===== Recorded information

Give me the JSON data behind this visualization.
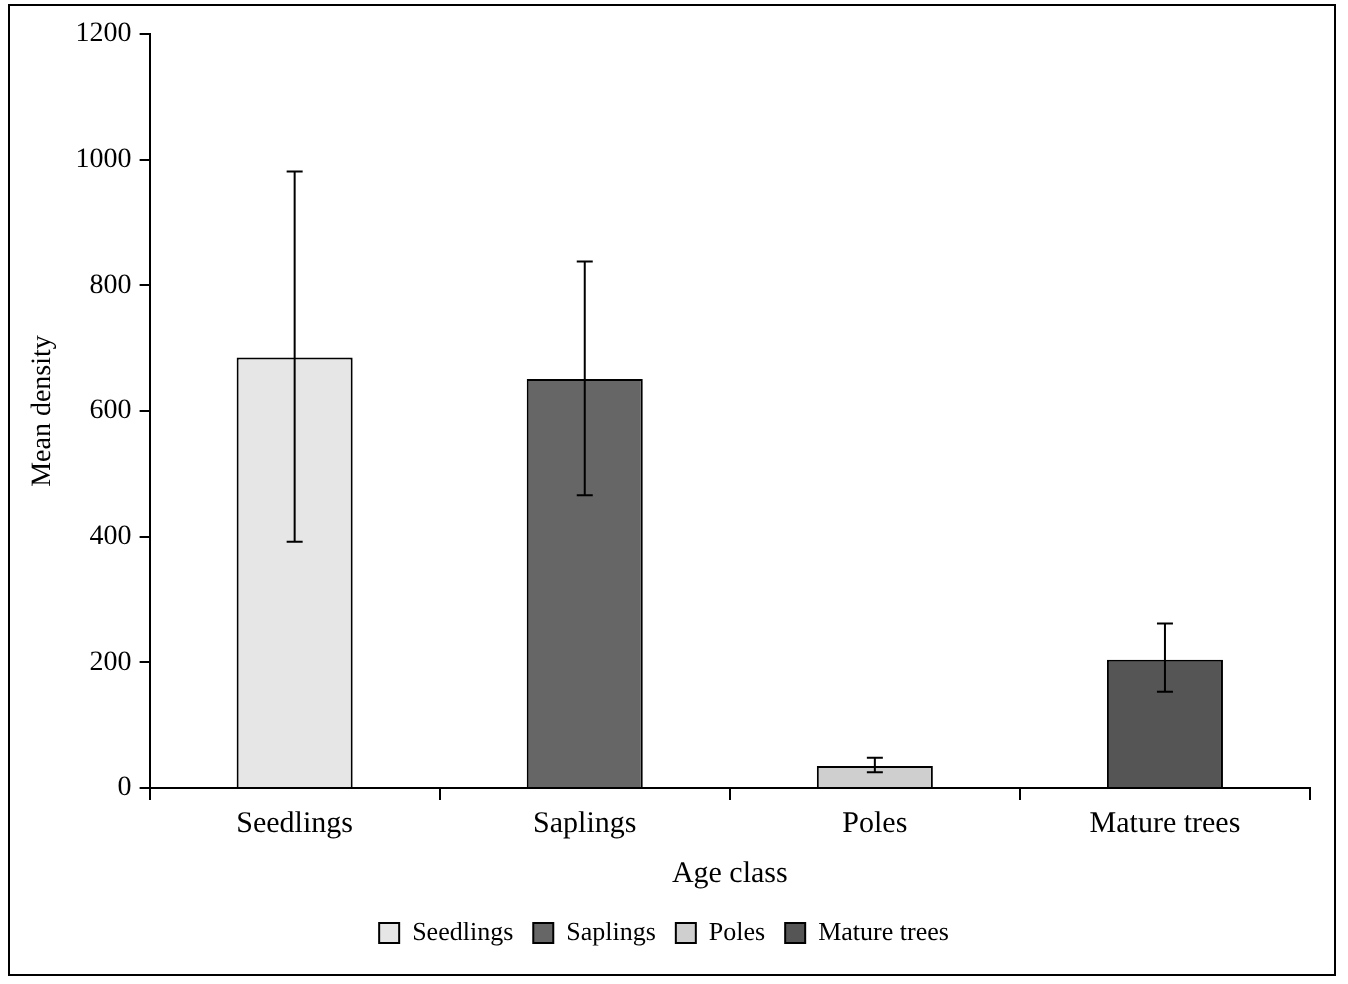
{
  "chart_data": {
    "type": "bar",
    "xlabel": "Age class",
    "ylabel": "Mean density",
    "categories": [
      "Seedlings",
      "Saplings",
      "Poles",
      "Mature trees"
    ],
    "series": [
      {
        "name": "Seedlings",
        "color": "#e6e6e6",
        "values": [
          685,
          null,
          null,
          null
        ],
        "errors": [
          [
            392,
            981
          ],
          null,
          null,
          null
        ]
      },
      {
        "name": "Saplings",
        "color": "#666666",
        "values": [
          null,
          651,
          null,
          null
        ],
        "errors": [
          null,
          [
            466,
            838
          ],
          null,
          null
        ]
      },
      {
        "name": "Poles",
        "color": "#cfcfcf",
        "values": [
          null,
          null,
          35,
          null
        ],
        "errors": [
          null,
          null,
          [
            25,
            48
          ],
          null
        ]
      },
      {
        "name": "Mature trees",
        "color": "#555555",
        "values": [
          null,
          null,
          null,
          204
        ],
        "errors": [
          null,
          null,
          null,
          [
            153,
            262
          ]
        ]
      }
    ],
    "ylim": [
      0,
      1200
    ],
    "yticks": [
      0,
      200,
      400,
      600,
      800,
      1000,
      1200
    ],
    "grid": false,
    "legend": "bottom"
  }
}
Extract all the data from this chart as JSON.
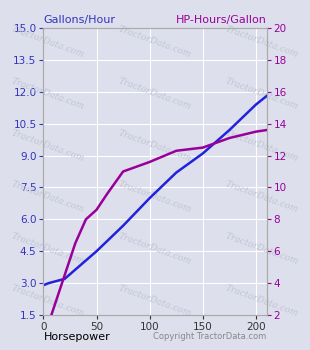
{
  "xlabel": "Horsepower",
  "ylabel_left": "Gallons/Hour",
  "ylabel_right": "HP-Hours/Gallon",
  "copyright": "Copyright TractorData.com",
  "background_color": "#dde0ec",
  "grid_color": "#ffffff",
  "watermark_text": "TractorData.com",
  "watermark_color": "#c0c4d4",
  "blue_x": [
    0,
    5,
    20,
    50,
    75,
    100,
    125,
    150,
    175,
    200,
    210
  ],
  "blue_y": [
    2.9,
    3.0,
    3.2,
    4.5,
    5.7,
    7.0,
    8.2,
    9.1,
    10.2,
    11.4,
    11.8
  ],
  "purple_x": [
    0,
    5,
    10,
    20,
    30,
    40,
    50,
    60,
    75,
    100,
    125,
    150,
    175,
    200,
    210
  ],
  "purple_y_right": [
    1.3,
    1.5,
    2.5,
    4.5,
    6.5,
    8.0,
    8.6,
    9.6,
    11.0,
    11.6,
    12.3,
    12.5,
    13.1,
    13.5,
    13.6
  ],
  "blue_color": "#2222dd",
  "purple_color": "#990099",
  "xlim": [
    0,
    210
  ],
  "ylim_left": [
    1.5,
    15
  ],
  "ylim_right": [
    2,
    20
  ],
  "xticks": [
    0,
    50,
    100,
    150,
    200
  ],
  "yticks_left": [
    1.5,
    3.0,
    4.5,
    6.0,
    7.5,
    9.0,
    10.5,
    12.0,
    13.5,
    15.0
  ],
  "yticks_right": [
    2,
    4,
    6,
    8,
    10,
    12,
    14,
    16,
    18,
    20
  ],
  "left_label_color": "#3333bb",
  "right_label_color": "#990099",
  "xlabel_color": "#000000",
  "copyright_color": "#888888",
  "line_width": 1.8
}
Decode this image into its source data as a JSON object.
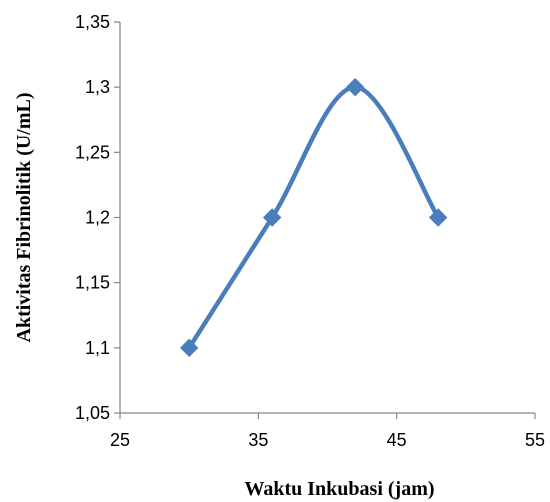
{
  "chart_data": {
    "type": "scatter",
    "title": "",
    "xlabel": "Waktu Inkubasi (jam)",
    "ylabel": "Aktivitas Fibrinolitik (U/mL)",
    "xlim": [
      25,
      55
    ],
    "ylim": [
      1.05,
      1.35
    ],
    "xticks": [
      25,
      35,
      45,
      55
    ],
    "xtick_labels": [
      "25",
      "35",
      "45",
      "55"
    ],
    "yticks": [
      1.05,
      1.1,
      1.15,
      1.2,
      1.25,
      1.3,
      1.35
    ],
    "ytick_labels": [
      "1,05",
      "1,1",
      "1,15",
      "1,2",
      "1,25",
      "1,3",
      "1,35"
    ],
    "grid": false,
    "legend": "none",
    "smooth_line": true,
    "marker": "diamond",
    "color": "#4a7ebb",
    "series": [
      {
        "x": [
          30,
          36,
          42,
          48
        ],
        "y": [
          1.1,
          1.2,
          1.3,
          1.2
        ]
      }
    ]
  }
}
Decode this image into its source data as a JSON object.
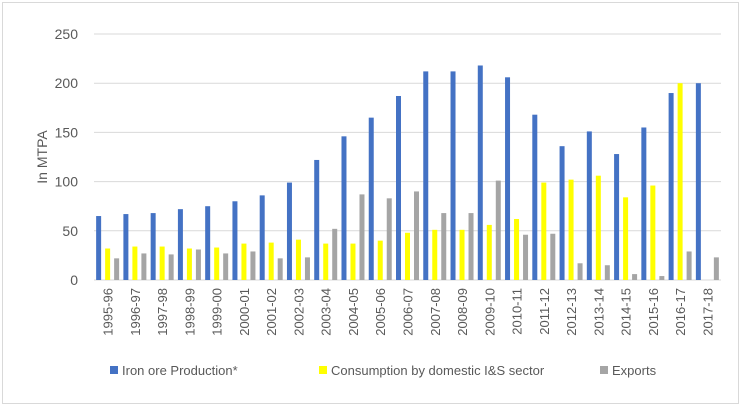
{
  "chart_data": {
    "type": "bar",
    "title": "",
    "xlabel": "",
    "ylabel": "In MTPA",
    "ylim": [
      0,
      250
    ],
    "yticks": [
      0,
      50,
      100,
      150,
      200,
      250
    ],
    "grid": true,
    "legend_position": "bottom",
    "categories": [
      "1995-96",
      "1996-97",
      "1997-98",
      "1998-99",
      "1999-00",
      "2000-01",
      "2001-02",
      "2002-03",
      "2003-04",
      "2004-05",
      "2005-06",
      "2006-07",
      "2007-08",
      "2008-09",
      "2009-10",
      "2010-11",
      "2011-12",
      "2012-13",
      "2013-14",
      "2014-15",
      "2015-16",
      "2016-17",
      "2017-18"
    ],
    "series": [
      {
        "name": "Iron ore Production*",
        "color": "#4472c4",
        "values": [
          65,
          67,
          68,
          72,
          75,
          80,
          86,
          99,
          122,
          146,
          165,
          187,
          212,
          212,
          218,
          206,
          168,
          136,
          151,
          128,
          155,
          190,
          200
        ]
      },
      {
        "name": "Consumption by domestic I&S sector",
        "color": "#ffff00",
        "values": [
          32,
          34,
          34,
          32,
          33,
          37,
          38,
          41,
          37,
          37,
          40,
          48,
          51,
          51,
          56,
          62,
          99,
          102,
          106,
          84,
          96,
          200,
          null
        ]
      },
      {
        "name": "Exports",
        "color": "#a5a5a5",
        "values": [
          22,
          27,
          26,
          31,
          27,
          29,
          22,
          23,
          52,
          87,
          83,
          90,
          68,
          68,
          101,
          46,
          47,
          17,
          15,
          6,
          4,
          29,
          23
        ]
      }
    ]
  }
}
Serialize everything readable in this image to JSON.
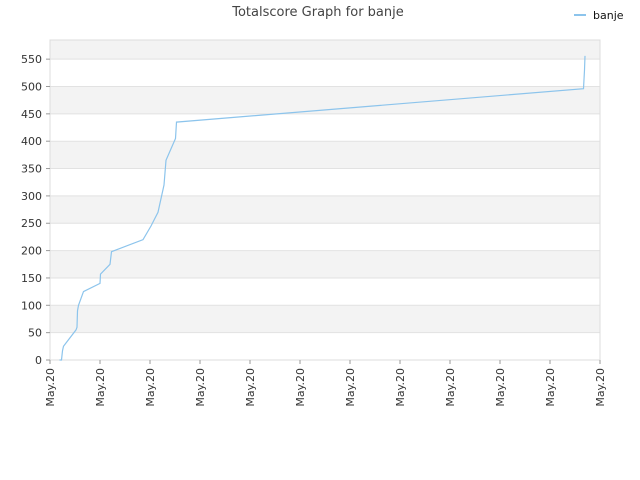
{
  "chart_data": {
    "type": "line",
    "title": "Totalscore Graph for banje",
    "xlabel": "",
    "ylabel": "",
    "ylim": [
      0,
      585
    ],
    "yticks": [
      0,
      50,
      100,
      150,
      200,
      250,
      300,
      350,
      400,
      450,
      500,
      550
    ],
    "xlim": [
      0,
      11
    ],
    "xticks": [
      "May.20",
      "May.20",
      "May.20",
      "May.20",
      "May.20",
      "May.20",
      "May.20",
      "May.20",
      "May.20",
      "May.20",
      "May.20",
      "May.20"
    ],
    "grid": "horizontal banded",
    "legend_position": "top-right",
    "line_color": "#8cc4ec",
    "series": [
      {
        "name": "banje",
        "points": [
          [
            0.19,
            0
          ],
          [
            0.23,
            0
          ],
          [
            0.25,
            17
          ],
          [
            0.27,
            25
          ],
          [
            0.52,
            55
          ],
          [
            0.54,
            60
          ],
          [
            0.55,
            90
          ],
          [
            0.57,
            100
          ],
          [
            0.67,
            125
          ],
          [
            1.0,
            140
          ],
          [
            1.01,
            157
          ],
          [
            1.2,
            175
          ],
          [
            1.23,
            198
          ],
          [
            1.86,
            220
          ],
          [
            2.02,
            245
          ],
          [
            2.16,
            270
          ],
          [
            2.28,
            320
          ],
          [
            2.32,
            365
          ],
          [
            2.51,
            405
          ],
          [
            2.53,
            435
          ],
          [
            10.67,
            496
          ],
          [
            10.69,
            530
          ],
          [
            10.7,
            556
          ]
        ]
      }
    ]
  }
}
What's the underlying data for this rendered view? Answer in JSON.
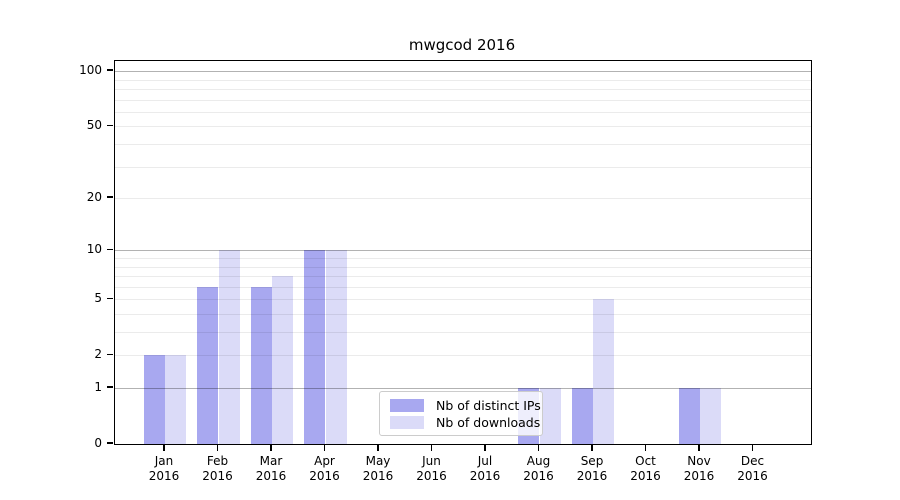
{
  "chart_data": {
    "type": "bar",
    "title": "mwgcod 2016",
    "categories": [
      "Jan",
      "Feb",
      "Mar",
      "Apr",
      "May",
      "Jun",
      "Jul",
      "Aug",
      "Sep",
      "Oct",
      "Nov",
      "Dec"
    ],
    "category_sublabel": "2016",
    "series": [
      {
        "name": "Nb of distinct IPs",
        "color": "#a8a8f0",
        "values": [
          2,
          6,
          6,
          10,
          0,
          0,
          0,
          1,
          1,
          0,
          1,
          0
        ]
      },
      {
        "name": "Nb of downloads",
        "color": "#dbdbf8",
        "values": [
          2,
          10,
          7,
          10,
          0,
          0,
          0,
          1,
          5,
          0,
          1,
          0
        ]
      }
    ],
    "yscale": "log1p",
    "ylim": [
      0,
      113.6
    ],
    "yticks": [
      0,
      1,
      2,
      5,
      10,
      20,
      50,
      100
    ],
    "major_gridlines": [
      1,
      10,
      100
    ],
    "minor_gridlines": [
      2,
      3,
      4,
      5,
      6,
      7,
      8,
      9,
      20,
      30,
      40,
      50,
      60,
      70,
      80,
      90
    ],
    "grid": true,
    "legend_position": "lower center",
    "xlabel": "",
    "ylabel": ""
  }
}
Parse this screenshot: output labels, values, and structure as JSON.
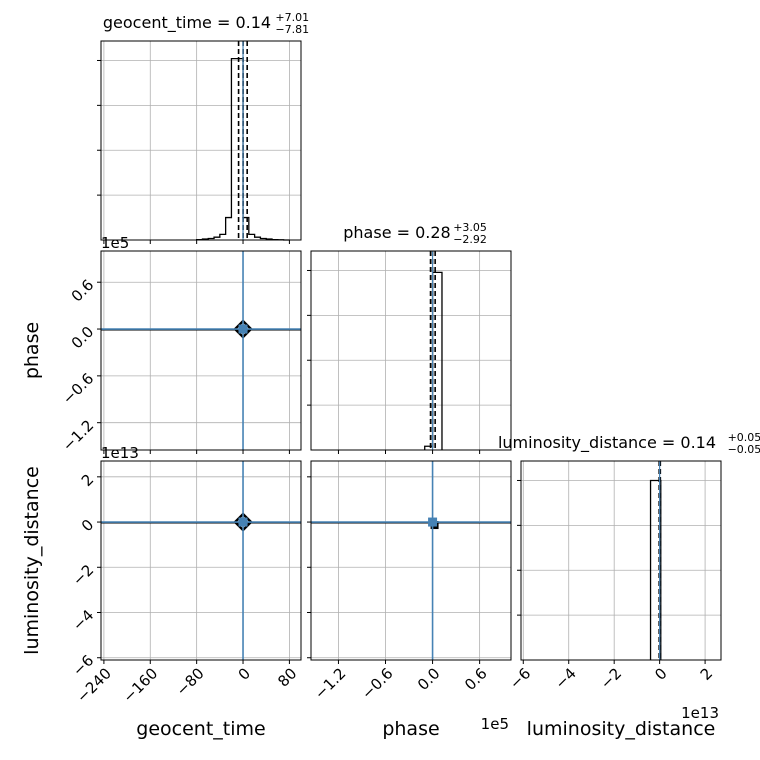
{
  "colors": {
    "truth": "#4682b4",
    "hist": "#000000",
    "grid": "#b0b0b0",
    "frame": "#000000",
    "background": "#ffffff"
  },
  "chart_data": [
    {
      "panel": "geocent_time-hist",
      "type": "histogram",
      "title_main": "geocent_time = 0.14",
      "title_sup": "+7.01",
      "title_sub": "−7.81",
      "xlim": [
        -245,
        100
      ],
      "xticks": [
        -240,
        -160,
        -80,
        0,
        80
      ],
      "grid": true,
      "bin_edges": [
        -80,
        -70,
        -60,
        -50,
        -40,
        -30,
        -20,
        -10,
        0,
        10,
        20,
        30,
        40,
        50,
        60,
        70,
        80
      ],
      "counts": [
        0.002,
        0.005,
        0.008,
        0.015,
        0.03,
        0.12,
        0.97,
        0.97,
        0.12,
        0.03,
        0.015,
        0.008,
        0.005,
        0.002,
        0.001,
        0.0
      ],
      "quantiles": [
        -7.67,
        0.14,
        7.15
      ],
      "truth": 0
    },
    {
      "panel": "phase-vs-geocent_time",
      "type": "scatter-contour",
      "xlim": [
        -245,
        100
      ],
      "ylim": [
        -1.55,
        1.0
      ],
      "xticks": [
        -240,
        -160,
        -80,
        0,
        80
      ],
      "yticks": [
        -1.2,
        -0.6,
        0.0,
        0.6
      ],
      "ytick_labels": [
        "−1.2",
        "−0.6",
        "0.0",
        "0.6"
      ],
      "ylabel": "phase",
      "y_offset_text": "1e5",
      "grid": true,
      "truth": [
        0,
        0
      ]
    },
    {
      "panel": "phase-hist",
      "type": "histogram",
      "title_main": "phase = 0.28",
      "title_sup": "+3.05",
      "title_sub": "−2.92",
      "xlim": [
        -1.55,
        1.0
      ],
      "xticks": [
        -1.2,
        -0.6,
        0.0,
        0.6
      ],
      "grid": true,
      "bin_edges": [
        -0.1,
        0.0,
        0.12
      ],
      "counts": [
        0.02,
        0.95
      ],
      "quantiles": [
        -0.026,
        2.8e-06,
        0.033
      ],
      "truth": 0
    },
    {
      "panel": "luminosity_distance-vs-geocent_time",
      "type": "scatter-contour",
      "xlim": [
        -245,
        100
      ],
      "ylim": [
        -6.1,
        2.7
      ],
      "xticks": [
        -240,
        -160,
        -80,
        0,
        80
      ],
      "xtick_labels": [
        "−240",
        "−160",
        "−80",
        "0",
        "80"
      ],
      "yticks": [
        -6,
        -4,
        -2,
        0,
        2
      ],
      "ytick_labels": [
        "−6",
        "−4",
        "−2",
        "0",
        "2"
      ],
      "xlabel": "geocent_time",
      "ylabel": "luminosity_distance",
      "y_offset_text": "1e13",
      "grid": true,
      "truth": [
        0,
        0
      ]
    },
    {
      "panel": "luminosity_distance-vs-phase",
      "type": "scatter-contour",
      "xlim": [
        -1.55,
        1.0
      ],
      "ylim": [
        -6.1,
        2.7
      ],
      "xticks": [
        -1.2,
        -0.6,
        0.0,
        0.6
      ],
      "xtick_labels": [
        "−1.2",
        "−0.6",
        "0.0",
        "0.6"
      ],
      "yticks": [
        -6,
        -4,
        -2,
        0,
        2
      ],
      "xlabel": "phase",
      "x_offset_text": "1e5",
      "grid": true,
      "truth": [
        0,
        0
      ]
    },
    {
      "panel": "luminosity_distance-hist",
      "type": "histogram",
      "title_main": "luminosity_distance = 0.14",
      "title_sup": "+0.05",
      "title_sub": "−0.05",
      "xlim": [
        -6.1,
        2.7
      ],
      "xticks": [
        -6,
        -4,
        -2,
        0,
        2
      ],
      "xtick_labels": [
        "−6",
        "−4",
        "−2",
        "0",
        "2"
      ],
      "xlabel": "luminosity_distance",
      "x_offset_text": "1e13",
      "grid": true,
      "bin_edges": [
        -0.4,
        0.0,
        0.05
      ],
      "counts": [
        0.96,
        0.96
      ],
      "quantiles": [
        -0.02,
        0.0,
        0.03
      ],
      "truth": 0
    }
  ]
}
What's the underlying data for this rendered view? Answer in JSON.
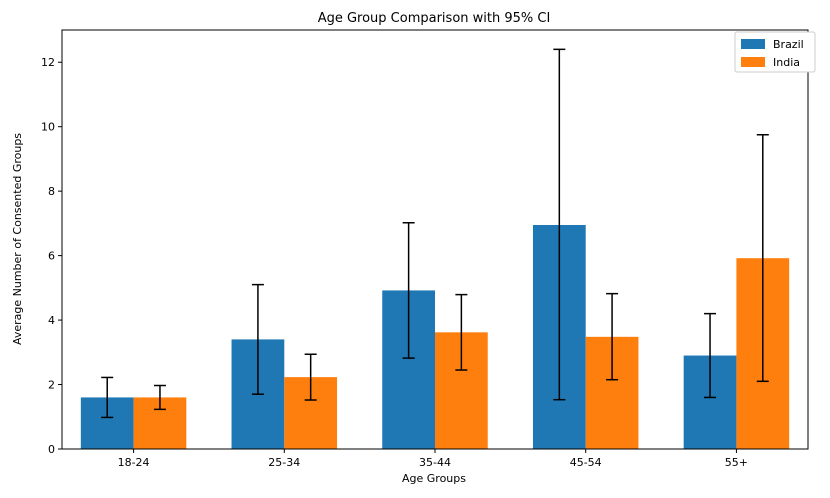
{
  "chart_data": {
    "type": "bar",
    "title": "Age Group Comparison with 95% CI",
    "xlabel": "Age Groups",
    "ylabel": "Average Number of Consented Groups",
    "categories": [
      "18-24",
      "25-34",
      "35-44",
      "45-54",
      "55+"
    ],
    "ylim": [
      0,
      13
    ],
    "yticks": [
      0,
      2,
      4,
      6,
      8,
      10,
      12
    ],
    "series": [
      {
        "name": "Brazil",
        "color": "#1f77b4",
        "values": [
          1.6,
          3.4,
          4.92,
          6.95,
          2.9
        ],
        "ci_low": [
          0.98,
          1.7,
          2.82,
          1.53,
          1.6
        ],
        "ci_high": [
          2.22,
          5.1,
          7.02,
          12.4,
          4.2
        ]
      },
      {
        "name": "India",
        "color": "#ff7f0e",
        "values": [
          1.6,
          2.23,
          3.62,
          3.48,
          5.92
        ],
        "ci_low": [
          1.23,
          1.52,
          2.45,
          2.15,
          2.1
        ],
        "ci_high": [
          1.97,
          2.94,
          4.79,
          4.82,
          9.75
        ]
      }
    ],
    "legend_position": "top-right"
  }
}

==========

Aim of the exercise: Which lines in the listing above hold the word "this"? Show each of them.

Problem solution:
Give me the JSON data behind this visualization.
Extract all the data from this chart as JSON.
Decode this image into its source data as a JSON object.
Decode this image into its source data as a JSON object.
Serialize everything readable in this image to JSON.
What's the underlying data for this rendered view? Answer in JSON.
Parse this screenshot: output labels, values, and structure as JSON.
What's the underlying data for this rendered view? Answer in JSON.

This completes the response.